:: Stated problem ::
Using the course feedback, answer yes or no to whether each statement agrees with it, and quote the exact words that decide it: (a) one respondent found the room too dim to see detail; (b) one respondent felt the decorated paper segment gave too little time to modern marbled papers; (c) one respondent proposed adding another week to the course.

:: Document passage ::
_____
1: I enjoyed hearing JSvL presenting his thoughts about his current research and open problems and questions, because it allowed us a glimpse into the way he thinks about the history of bookbindings as an active researcher in the field. I also enjoyed hearing JSvL's openness to the class's thoughts and suggestions regarding his findings! He models good scholarship for us all. 2: JSvL, and his enthusiasm for and knowledge of the subject matter. 3: I enjoyed his lectures and the opportunity to stop him to ask questions. 4: The exercises—both the skin identification and the identification of place and time of bindings. 5: 1) Instructors! 2) Atmosphere! 3) A lot of examples. 4) Discussions. 6: I was in a candy shop! Like a kid, this course offered me method, understanding, tricks, a connoisseurship that is so precious for the future of my research. Like best = JSvL. 8: The two tests were a great opportunity to apply the knowledge and skills I gained in the course. The SC portion of the course was also a highlight. 9: "Quizzes" on bindings were an excellent way to reinforce lecture material. JSvL's anecdotes conveyed more knowledge and theory than simple stories. 10: JSvL's enthusiasm, knowledge, and passion for bindings is such an inspiration. 11: The best thing about this course is the instructor, JSvL, who is one of the world's reigning authorities on the subject. He has a wonderful sense of humor, a keen pair of eyes, and is able to articulate the visual subtleties that are so necessary to the appreciation of the history of bookbinding. 12: By far, the instructor. 13: The visit to Special Collections—seeing the older bindings. 14: Very nice balance between overview (the PowerPoint presentations) and the human stories. And it was/is such a privilege to be a student of JSvL.
7) How could the course have been improved?
1: It would be helpful if the class had a set of loupes for examining the bindings, and perhaps a few small lamps on hand? The room is lit relatively dimly so that it is sometimes hard to see detail. 2: During the decorated paper segment I felt we spent too much time on modern marbled papers and not enough on the many other types of decorated paper one encounters. Some kind of general timeline might be nice, too. 3: I thought our class space was a bit cramped. I appreciate that we were all able to take the course, but perhaps this room is not appropriate for so many people. 4: I would've welcomed homework in the form of more rounds of exercises. Perhaps a self-study night with bindings to study and an answer key available to confirm answers independently would be a good addition. 5: Maybe more exercises? Maybe we could describe more bindings? 6: Add another week ... for assimilating all the information. 8: It would have been helpful to have labels to go with the marbled paper demonstration. It was easy to miss what the instructor was saying while we were inspecting so many samples. I would have also liked more monitoring of the first-hand viewing portion of the SC visit, to make sure that everyone had an equal opportunity to handle the materials. 9: More "quizzes" for reinforcement of knowledge? Possibility for students to bring in, say, photographs of a single curious case to share and discuss? 10: Not sure—it was excellent. 11: I can't imagine how it could be improved. I look forward to the completion and publication of the text that JSvL is writing on the subject, as it will provide excellent background. 12: It could have been longer. 13: It could be a week longer? 14: More time (haha!) to test what we have learned. I would love a course on binding descriptions.
_____
:: Recorded information ::
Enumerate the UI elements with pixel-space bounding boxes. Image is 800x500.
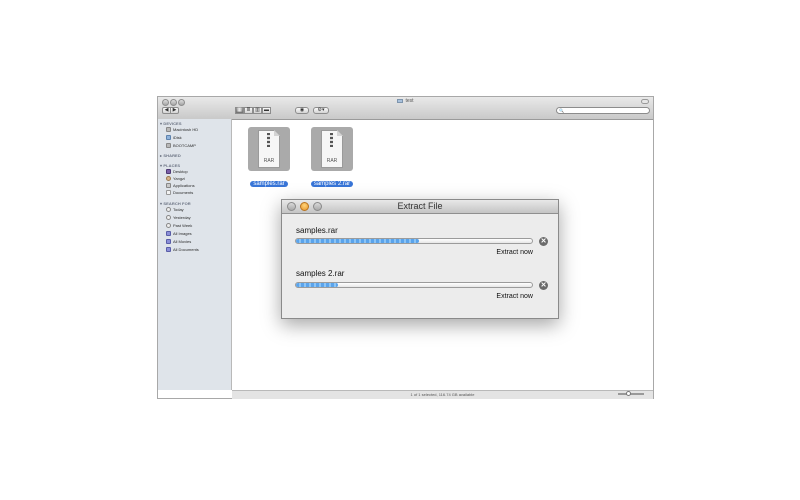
idisk-icon xyxy=(166,135,171,141)
clock-icon xyxy=(166,223,171,229)
sidebar-item-idisk[interactable]: iDisk xyxy=(166,135,182,141)
sidebar-header-places[interactable]: ▾ PLACES xyxy=(160,163,180,168)
home-icon xyxy=(166,176,171,182)
hard-drive-icon xyxy=(166,127,171,133)
extract-now-button[interactable]: Extract now xyxy=(496,293,533,300)
search-field[interactable]: 🔍 xyxy=(556,107,650,114)
sidebar-header-shared[interactable]: ▸ SHARED xyxy=(160,153,181,158)
sidebar-header-devices[interactable]: ▾ DEVICES xyxy=(160,121,182,126)
dialog-titlebar: Extract File xyxy=(282,200,558,214)
toolbar-toggle-button[interactable] xyxy=(641,99,649,104)
file-item-samples-rar[interactable]: RAR samples.rar xyxy=(244,127,290,187)
sidebar-item-today[interactable]: Today xyxy=(166,207,184,213)
list-view-button[interactable]: ≣ xyxy=(244,107,253,114)
file-name-label[interactable]: samples.rar xyxy=(244,172,294,190)
extract-now-button[interactable]: Extract now xyxy=(496,249,533,256)
action-menu-button[interactable]: ⚙▾ xyxy=(313,107,329,114)
finder-sidebar: ▾ DEVICES Macintosh HD iDisk BOOTCAMP ▸ … xyxy=(158,119,232,390)
cancel-extract-icon[interactable]: ✕ xyxy=(539,281,548,290)
cancel-extract-icon[interactable]: ✕ xyxy=(539,237,548,246)
sidebar-item-all-images[interactable]: All Images xyxy=(166,231,192,237)
window-title: test xyxy=(158,98,653,104)
sidebar-item-documents[interactable]: Documents xyxy=(166,190,193,196)
sidebar-item-all-documents[interactable]: All Documents xyxy=(166,247,199,253)
slider-knob[interactable] xyxy=(626,391,631,396)
documents-icon xyxy=(166,190,171,196)
sidebar-item-yangzi[interactable]: Yangzi xyxy=(166,176,185,182)
clock-icon xyxy=(166,207,171,213)
folder-icon xyxy=(397,98,404,103)
sidebar-item-macintosh-hd[interactable]: Macintosh HD xyxy=(166,127,198,133)
dialog-title: Extract File xyxy=(397,201,443,211)
sidebar-item-yesterday[interactable]: Yesterday xyxy=(166,215,191,221)
extract-progress-bar xyxy=(295,282,533,288)
progress-fill xyxy=(296,283,339,287)
sidebar-item-past-week[interactable]: Past Week xyxy=(166,223,192,229)
zipper-icon xyxy=(267,133,270,147)
drive-icon xyxy=(166,143,171,149)
task-file-name: samples.rar xyxy=(296,226,338,235)
sidebar-item-bootcamp[interactable]: BOOTCAMP xyxy=(166,143,196,149)
extract-file-dialog: Extract File samples.rar ✕ Extract now s… xyxy=(281,199,559,319)
clock-icon xyxy=(166,215,171,221)
task-file-name: samples 2.rar xyxy=(296,269,345,278)
sidebar-item-applications[interactable]: Applications xyxy=(166,183,195,189)
rar-archive-icon: RAR xyxy=(321,130,343,168)
search-icon: 🔍 xyxy=(559,108,564,113)
desktop-icon xyxy=(166,169,171,175)
forward-button[interactable]: ▶ xyxy=(170,107,179,114)
file-item-samples-2-rar[interactable]: RAR samples 2.rar xyxy=(307,127,354,187)
applications-icon xyxy=(166,183,171,189)
rar-archive-icon: RAR xyxy=(258,130,280,168)
extract-progress-bar xyxy=(295,238,533,244)
finder-titlebar: test ◀ ▶ ▦ ≣ ▥ ▬ ◉ ⚙▾ 🔍 xyxy=(158,97,653,120)
smart-folder-icon xyxy=(166,231,171,237)
icon-size-slider[interactable] xyxy=(618,391,644,396)
file-name-label[interactable]: samples 2.rar xyxy=(307,172,357,190)
progress-fill xyxy=(296,239,419,243)
smart-folder-icon xyxy=(166,247,171,253)
sidebar-item-desktop[interactable]: Desktop xyxy=(166,169,188,175)
smart-folder-icon xyxy=(166,239,171,245)
sidebar-header-search-for[interactable]: ▾ SEARCH FOR xyxy=(160,201,191,206)
status-bar: 1 of 1 selected, 116.74 GB available xyxy=(232,390,653,399)
coverflow-view-button[interactable]: ▬ xyxy=(262,107,271,114)
quick-look-button[interactable]: ◉ xyxy=(295,107,309,114)
zipper-icon xyxy=(330,133,333,147)
sidebar-item-all-movies[interactable]: All Movies xyxy=(166,239,191,245)
column-view-button[interactable]: ▥ xyxy=(253,107,262,114)
icon-view-button[interactable]: ▦ xyxy=(235,107,244,114)
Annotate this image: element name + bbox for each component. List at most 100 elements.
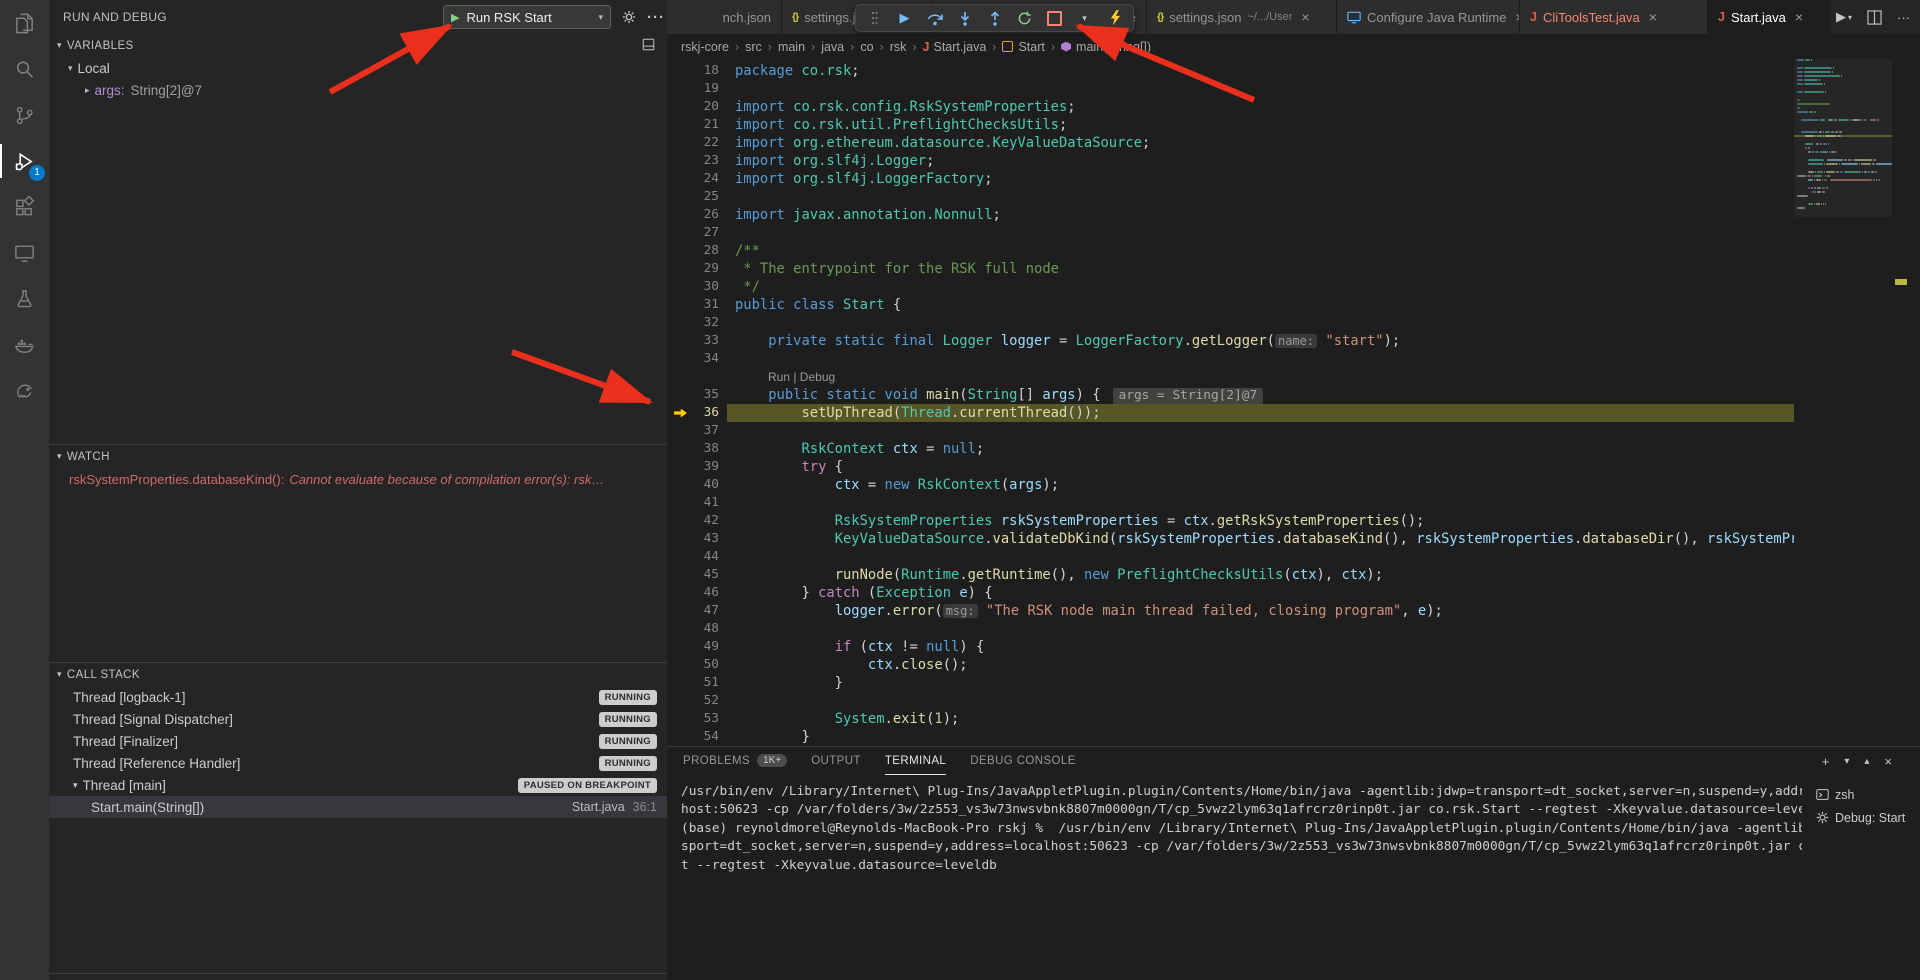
hot-code-replace-icon[interactable] <box>1106 10 1123 26</box>
code-line[interactable]: 29 * The entrypoint for the RSK full nod… <box>667 260 1794 278</box>
step-into-icon[interactable] <box>956 11 973 26</box>
code-line[interactable]: 26import javax.annotation.Nonnull; <box>667 206 1794 224</box>
line-number[interactable]: 33 <box>667 332 719 350</box>
step-over-icon[interactable] <box>926 11 943 26</box>
breadcrumb-item[interactable]: java <box>821 40 844 54</box>
line-number[interactable]: 24 <box>667 170 719 188</box>
line-number[interactable]: 39 <box>667 458 719 476</box>
code-line[interactable]: 44 <box>667 548 1794 566</box>
line-number[interactable]: 37 <box>667 422 719 440</box>
minimap-slider[interactable] <box>1794 59 1892 217</box>
code-line[interactable]: 41 <box>667 494 1794 512</box>
code-line[interactable]: 27 <box>667 224 1794 242</box>
line-number[interactable]: 29 <box>667 260 719 278</box>
code-line[interactable]: 46 } catch (Exception e) { <box>667 584 1794 602</box>
line-number[interactable]: 26 <box>667 206 719 224</box>
line-number[interactable]: 20 <box>667 98 719 116</box>
line-number[interactable]: 44 <box>667 548 719 566</box>
step-out-icon[interactable] <box>986 11 1003 26</box>
line-number[interactable]: 19 <box>667 80 719 98</box>
code-line[interactable]: 51 } <box>667 674 1794 692</box>
line-number[interactable]: 21 <box>667 116 719 134</box>
breadcrumb-item[interactable]: src <box>745 40 762 54</box>
line-number[interactable]: 34 <box>667 350 719 368</box>
overview-ruler[interactable] <box>1892 59 1910 747</box>
code-line[interactable]: 47 logger.error(msg: "The RSK node main … <box>667 602 1794 620</box>
close-icon[interactable]: × <box>1649 9 1657 25</box>
breadcrumb-item[interactable]: rsk <box>890 40 907 54</box>
code-line[interactable]: 37 <box>667 422 1794 440</box>
breadcrumb-item[interactable]: main <box>778 40 805 54</box>
code-line[interactable]: 28/** <box>667 242 1794 260</box>
thread-row[interactable]: ▾Thread [main]PAUSED ON BREAKPOINT <box>49 774 667 796</box>
code-line[interactable]: 31public class Start { <box>667 296 1794 314</box>
code-line[interactable]: 39 try { <box>667 458 1794 476</box>
code-line[interactable]: 32 <box>667 314 1794 332</box>
run-file-button[interactable]: ▶▾ <box>1836 9 1852 25</box>
code-line[interactable]: 21import co.rsk.util.PreflightChecksUtil… <box>667 116 1794 134</box>
code-line[interactable]: 48 <box>667 620 1794 638</box>
code-line[interactable]: 38 RskContext ctx = null; <box>667 440 1794 458</box>
code-line[interactable]: 22import org.ethereum.datasource.KeyValu… <box>667 134 1794 152</box>
thread-row[interactable]: Thread [Finalizer]RUNNING <box>49 730 667 752</box>
terminal-list-item[interactable]: zsh <box>1810 783 1920 806</box>
terminal-list-item[interactable]: Debug: Start <box>1810 806 1920 829</box>
line-number[interactable]: 46 <box>667 584 719 602</box>
thread-row[interactable]: Thread [Reference Handler]RUNNING <box>49 752 667 774</box>
code-line[interactable]: 33 private static final Logger logger = … <box>667 332 1794 350</box>
code-line[interactable]: 43 KeyValueDataSource.validateDbKind(rsk… <box>667 530 1794 548</box>
line-number[interactable]: 25 <box>667 188 719 206</box>
line-number[interactable]: 28 <box>667 242 719 260</box>
docker-icon[interactable] <box>0 322 49 368</box>
code-line[interactable]: 20import co.rsk.config.RskSystemProperti… <box>667 98 1794 116</box>
variables-scope-local[interactable]: ▾ Local <box>49 57 667 79</box>
stop-icon[interactable] <box>1046 11 1063 26</box>
line-number[interactable]: 53 <box>667 710 719 728</box>
variables-section-header[interactable]: ▾ VARIABLES <box>49 34 667 57</box>
breakpoints-section-header[interactable]: ▸ BREAKPOINTS <box>49 974 667 980</box>
code-line[interactable]: 53 System.exit(1); <box>667 710 1794 728</box>
start-debugging-icon[interactable]: ▶ <box>451 11 459 24</box>
thread-row[interactable]: Thread [logback-1]RUNNING <box>49 686 667 708</box>
code-line[interactable]: 36 setUpThread(Thread.currentThread()); <box>667 404 1794 422</box>
line-number[interactable]: 49 <box>667 638 719 656</box>
maximize-panel-icon[interactable]: ▴ <box>1864 756 1869 767</box>
code-line[interactable]: 50 ctx.close(); <box>667 656 1794 674</box>
line-number[interactable]: 54 <box>667 728 719 746</box>
code-line[interactable]: 25 <box>667 188 1794 206</box>
code-line[interactable]: 19 <box>667 80 1794 98</box>
split-editor-icon[interactable] <box>1867 10 1882 25</box>
line-number[interactable]: 48 <box>667 620 719 638</box>
restart-icon[interactable] <box>1016 11 1033 26</box>
breadcrumb-item[interactable]: JStart.java <box>923 40 987 54</box>
panel-tab-output[interactable]: OUTPUT <box>811 747 861 775</box>
source-control-icon[interactable] <box>0 92 49 138</box>
line-number[interactable]: 38 <box>667 440 719 458</box>
line-number[interactable]: 43 <box>667 530 719 548</box>
drag-handle[interactable] <box>866 10 883 26</box>
tab-clitoolstest-java[interactable]: JCliToolsTest.java× <box>1520 0 1708 34</box>
code-line[interactable]: 42 RskSystemProperties rskSystemProperti… <box>667 512 1794 530</box>
panel-tab-debug-console[interactable]: DEBUG CONSOLE <box>970 747 1076 775</box>
line-number[interactable]: 45 <box>667 566 719 584</box>
code-line[interactable]: 24import org.slf4j.LoggerFactory; <box>667 170 1794 188</box>
line-number[interactable]: 50 <box>667 656 719 674</box>
stack-frame-row[interactable]: Start.main(String[])Start.java36:1 <box>49 796 667 818</box>
breadcrumb-item[interactable]: Start <box>1002 40 1044 54</box>
search-icon[interactable] <box>0 46 49 92</box>
code-line[interactable]: 54 } <box>667 728 1794 746</box>
new-terminal-icon[interactable]: + <box>1822 754 1830 769</box>
code-line[interactable]: 30 */ <box>667 278 1794 296</box>
code-line[interactable]: 18package co.rsk; <box>667 62 1794 80</box>
line-number[interactable]: 32 <box>667 314 719 332</box>
minimap[interactable] <box>1794 59 1892 747</box>
testing-icon[interactable] <box>0 276 49 322</box>
line-number[interactable]: 35 <box>667 386 719 404</box>
more-actions-icon[interactable]: ··· <box>647 9 665 26</box>
code-line[interactable]: 52 <box>667 692 1794 710</box>
variable-args[interactable]: ▸ args: String[2]@7 <box>49 79 667 101</box>
line-number[interactable]: 40 <box>667 476 719 494</box>
line-number[interactable]: 22 <box>667 134 719 152</box>
line-number[interactable]: 47 <box>667 602 719 620</box>
line-number[interactable]: 41 <box>667 494 719 512</box>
_____
:: Output for this exercise ::
(a) Yes: "The room is lit relatively dimly so that it is sometimes hard to see detail."
(b) No: "I felt we spent too much time on modern marbled papers"
(c) Yes: "Add another week ... for assimilating all the information."